══ Text shown
Two faces of Humbert Humbert.  Top: Stanley Kubrick's 1962 version of Lolita, starring James Mason as Humbert and Sue Lyon as Lolita.  Bottom: Jeremy Irons and Dominique Swain in those roles.  I have never seen either film, nor do I really intend to do so.  If I had to say who looks the part, I'd say Sue Lyon looks younger (Swain seems too physically mature to me for the part), but - probably due to him being the reader of the version I listened to, Irons for Humbert.  Mason looks too... mid-century to me.  Irons appears like he could actually be an aging European gentleman of reputable background, but with enough menace in his features to give the part the needed gravity.  Then again, I could just be crazy. / Sources: PhilosophyBlog.com.au (top photo) and GlobeUniversity.edu (bottom photo)

What I learned, if anything:

I don't know what to say about what I learned. I certainly wouldn't say I learned anything of value about pedophilia, though I can see how the book might give people ideas (shudder). Nor can I say that I learned anything about real love, because there is none that I perceived in the story whatsoever.

I guess you could say I learned that Nabokov's writing, which I had heard online to be quite good, is as advertised. You see, I once Googled "100 best best fiction" or something like that and read a few articles, and Lolita was consistently among the ranks of the best. Now I know why, in part. On the other hand, I can't see why people would find a story so dark and full of perversity worthy of so much praise. That is as much a conundrum as the book itself, to me. Kind of like those Fifty Shades of Gray books I recently heard praise for, but do not plan to read myself.

Recommendation:

Lolita is a dark piece of fiction. I think recommending it is a difficult thing. I can't in good conscience say I would advise people to read this. While the material itself is well written and - shall I dare use the word? - compelling, it is not something I'd recommend to anybody I know. I mean, I wouldn't be having a conversation with a friend and just happen to say, "you know, you should read Lolita by Vladimir Nabokov. It's great and really worth your time." I can't see myself saying that.

On the other hand, I do think the book has some redeeming value. Not the characters in it (Humbert obviously not, but Delores herself has issues too, though much of it does stem from the abusive relationship thing), nor the story, nor the way it ends. If you can read the subtext of the novel, there are themes that I glimpsed (not being a truly "deep" reader) that made the book palatable. And yet it is hard for me to really point to a part of the book and say: "this is why it is good." It's subsurface stuff, as well as the writer's knack for flourish, that makes it engrossing.
════
══ Data for review
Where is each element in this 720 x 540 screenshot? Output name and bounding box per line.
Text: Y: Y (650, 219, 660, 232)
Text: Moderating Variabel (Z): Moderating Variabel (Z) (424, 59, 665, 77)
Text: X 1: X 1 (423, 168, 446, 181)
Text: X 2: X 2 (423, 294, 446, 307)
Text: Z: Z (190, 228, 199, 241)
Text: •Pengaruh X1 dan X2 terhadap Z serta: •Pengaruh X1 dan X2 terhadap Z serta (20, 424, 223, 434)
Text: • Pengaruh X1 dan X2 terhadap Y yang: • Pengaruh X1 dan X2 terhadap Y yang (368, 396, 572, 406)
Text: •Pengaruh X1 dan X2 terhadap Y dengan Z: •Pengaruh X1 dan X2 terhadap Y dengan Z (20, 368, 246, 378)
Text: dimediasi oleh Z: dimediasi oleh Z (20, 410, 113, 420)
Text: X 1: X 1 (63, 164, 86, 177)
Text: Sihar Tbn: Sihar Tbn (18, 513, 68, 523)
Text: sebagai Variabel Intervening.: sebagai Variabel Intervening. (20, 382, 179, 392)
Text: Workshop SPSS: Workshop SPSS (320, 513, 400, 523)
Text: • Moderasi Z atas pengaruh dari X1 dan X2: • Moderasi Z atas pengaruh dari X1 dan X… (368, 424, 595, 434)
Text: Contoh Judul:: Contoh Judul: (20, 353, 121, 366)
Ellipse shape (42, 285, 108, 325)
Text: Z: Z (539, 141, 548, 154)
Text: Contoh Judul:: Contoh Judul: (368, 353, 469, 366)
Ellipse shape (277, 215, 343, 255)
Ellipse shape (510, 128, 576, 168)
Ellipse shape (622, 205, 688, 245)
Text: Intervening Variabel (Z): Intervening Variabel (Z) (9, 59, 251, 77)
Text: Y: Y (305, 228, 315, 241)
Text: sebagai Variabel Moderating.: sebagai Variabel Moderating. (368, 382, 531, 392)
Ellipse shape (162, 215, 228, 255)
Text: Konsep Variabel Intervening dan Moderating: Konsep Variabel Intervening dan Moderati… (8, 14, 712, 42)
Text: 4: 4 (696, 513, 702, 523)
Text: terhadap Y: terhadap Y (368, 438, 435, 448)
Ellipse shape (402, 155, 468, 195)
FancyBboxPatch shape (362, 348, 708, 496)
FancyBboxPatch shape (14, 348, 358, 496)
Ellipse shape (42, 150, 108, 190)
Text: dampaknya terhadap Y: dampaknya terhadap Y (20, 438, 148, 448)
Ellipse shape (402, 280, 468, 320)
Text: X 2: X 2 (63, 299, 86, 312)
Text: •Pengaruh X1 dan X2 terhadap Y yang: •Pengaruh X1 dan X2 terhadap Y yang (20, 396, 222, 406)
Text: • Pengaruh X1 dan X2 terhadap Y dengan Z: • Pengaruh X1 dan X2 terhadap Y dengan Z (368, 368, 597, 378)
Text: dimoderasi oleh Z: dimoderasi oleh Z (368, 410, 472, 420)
════
Reproduce, word for word, the part of the Lolita review above between "Two faces of" and "GlobeUniversity.edu (bottom photo)", inclusive.

» **Output for this task**:
Two faces of Humbert Humbert.  Top: Stanley Kubrick's 1962 version of Lolita, starring James Mason as Humbert and Sue Lyon as Lolita.  Bottom: Jeremy Irons and Dominique Swain in those roles.  I have never seen either film, nor do I really intend to do so.  If I had to say who looks the part, I'd say Sue Lyon looks younger (Swain seems too physically mature to me for the part), but - probably due to him being the reader of the version I listened to, Irons for Humbert.  Mason looks too... mid-century to me.  Irons appears like he could actually be an aging European gentleman of reputable background, but with enough menace in his features to give the part the needed gravity.  Then again, I could just be crazy. / Sources: PhilosophyBlog.com.au (top photo) and GlobeUniversity.edu (bottom photo)